[START EXTRACTED DATA]

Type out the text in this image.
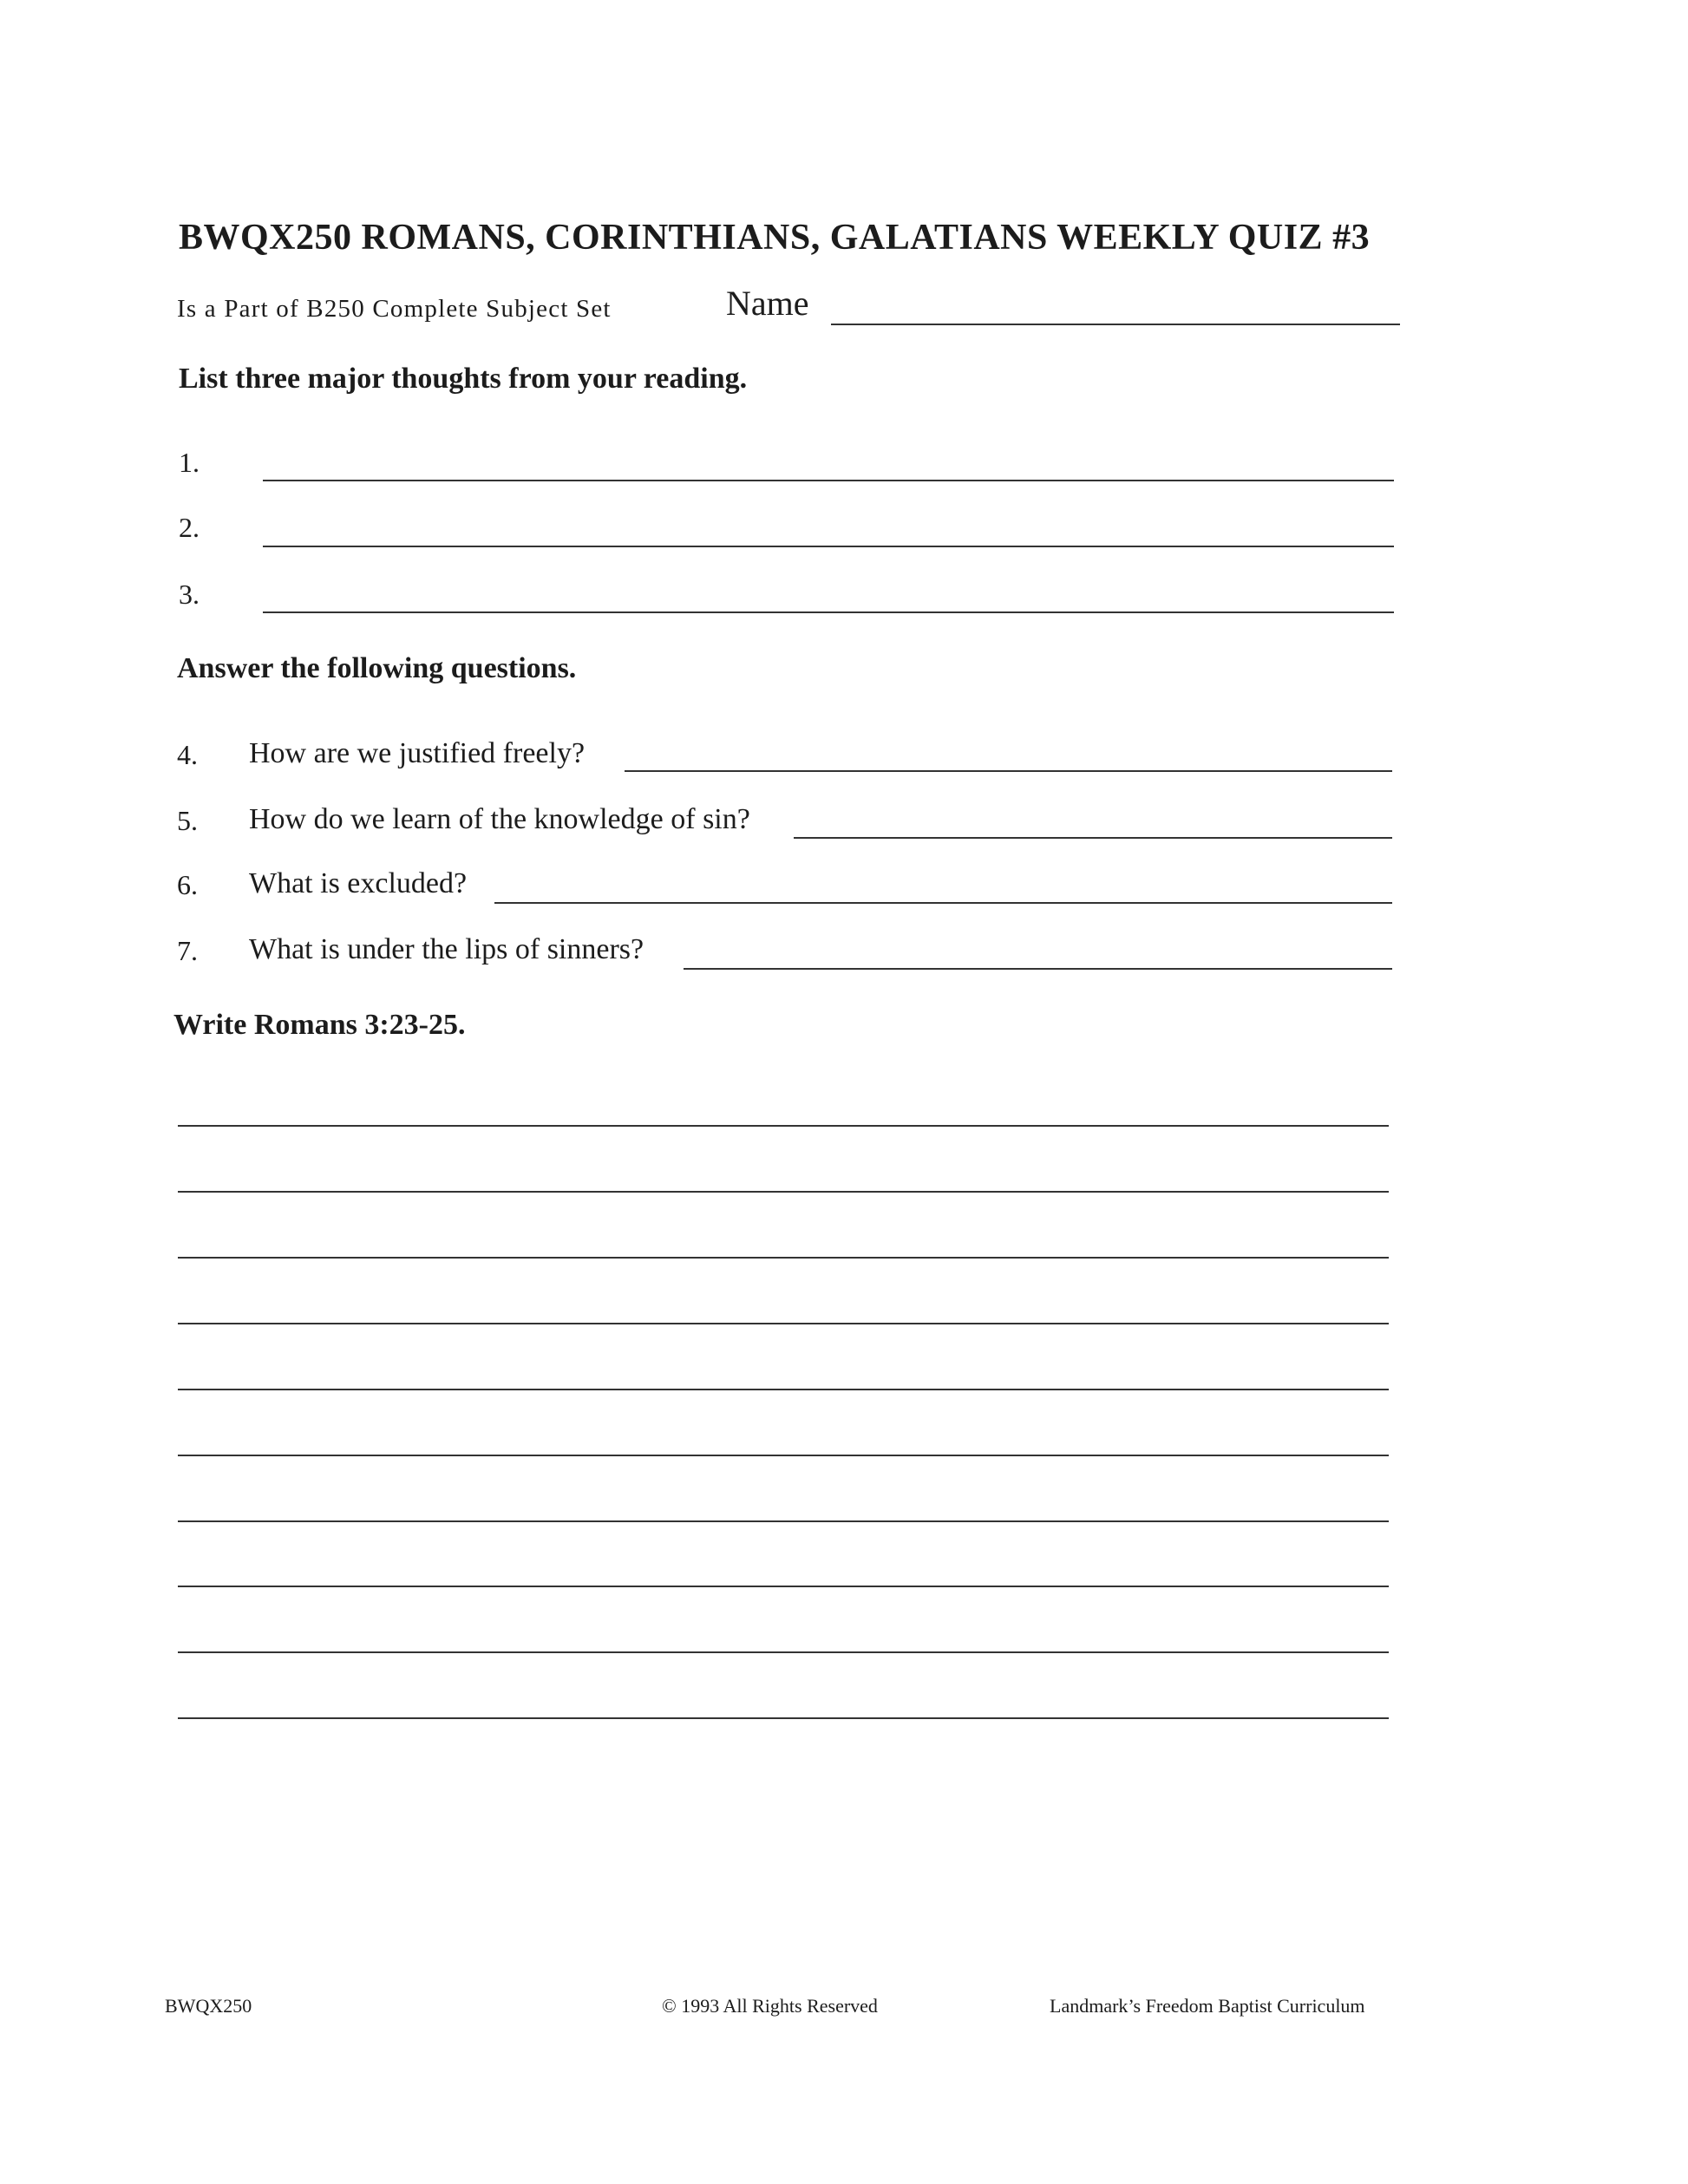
BWQX250 ROMANS, CORINTHIANS, GALATIANS WEEKLY QUIZ #3
Is a Part of B250 Complete Subject Set	Name
List three major thoughts from your reading.
1.
2.
3.
Answer the following questions.
4. How are we justified freely?
5. How do we learn of the knowledge of sin?
6. What is excluded?
7. What is under the lips of sinners?
Write Romans 3:23-25.
BWQX250	© 1993 All Rights Reserved	Landmark’s Freedom Baptist Curriculum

[END EXTRACTED DATA]

INSTRUCTIONS FOR THE TASK
The records above need to be given again exactly. Omit the pictures.

ANSWER BELOW
Type out the text in this image.
BWQX250 ROMANS, CORINTHIANS, GALATIANS WEEKLY QUIZ #3
Is a Part of B250 Complete Subject Set	Name
List three major thoughts from your reading.
1.
2.
3.
Answer the following questions.
4. How are we justified freely?
5. How do we learn of the knowledge of sin?
6. What is excluded?
7. What is under the lips of sinners?
Write Romans 3:23-25.
BWQX250	© 1993 All Rights Reserved	Landmark’s Freedom Baptist Curriculum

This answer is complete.